SHORT EXERCISE:
Repeat, line for line, the entries printed below.

SUPPLIED RECORDS:
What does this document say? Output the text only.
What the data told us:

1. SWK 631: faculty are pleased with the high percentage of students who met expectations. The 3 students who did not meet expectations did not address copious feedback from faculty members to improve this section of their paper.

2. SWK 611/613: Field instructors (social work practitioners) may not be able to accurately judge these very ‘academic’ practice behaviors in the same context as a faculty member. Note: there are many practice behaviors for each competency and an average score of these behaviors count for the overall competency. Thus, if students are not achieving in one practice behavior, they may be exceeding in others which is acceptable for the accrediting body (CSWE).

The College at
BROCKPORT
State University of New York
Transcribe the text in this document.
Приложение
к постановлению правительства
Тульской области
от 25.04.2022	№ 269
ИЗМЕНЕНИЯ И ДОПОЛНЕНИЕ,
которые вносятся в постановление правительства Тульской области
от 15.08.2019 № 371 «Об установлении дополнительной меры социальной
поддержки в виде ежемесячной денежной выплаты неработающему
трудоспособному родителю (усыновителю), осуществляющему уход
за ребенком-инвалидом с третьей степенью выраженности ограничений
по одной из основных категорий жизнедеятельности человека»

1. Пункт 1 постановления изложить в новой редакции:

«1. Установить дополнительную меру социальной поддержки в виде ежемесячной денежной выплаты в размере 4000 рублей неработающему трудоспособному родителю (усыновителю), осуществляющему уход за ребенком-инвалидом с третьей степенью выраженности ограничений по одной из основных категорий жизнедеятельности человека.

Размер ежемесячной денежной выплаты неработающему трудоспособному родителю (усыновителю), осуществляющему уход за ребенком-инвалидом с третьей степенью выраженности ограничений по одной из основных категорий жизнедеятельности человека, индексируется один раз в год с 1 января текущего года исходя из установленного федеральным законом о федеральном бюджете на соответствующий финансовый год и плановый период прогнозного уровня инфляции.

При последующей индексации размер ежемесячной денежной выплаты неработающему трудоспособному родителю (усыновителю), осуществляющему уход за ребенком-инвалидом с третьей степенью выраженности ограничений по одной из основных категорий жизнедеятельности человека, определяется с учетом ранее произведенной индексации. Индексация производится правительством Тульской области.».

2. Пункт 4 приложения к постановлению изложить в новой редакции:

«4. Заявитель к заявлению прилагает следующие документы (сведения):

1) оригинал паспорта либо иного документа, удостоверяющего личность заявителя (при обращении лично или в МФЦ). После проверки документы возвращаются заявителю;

THE COMPLETED TASK:
What does this document say? Output the text only.
What the data told us:

1. SWK 631: faculty are pleased with the high percentage of students who met expectations. The 3 students who did not meet expectations did not address copious feedback from faculty members to improve this section of their paper.

2. SWK 611/613: Field instructors (social work practitioners) may not be able to accurately judge these very ‘academic’ practice behaviors in the same context as a faculty member. Note: there are many practice behaviors for each competency and an average score of these behaviors count for the overall competency. Thus, if students are not achieving in one practice behavior, they may be exceeding in others which is acceptable for the accrediting body (CSWE).

The College at
BROCKPORT
State University of New York
Transcribe the text in this document.
Приложение
к постановлению правительства
Тульской области
от 25.04.2022	№ 269
ИЗМЕНЕНИЯ И ДОПОЛНЕНИЕ,
которые вносятся в постановление правительства Тульской области
от 15.08.2019 № 371 «Об установлении дополнительной меры социальной
поддержки в виде ежемесячной денежной выплаты неработающему
трудоспособному родителю (усыновителю), осуществляющему уход
за ребенком-инвалидом с третьей степенью выраженности ограничений
по одной из основных категорий жизнедеятельности человека»

1. Пункт 1 постановления изложить в новой редакции:

«1. Установить дополнительную меру социальной поддержки в виде ежемесячной денежной выплаты в размере 4000 рублей неработающему трудоспособному родителю (усыновителю), осуществляющему уход за ребенком-инвалидом с третьей степенью выраженности ограничений по одной из основных категорий жизнедеятельности человека.

Размер ежемесячной денежной выплаты неработающему трудоспособному родителю (усыновителю), осуществляющему уход за ребенком-инвалидом с третьей степенью выраженности ограничений по одной из основных категорий жизнедеятельности человека, индексируется один раз в год с 1 января текущего года исходя из установленного федеральным законом о федеральном бюджете на соответствующий финансовый год и плановый период прогнозного уровня инфляции.

При последующей индексации размер ежемесячной денежной выплаты неработающему трудоспособному родителю (усыновителю), осуществляющему уход за ребенком-инвалидом с третьей степенью выраженности ограничений по одной из основных категорий жизнедеятельности человека, определяется с учетом ранее произведенной индексации. Индексация производится правительством Тульской области.».

2. Пункт 4 приложения к постановлению изложить в новой редакции:

«4. Заявитель к заявлению прилагает следующие документы (сведения):

1) оригинал паспорта либо иного документа, удостоверяющего личность заявителя (при обращении лично или в МФЦ). После проверки документы возвращаются заявителю;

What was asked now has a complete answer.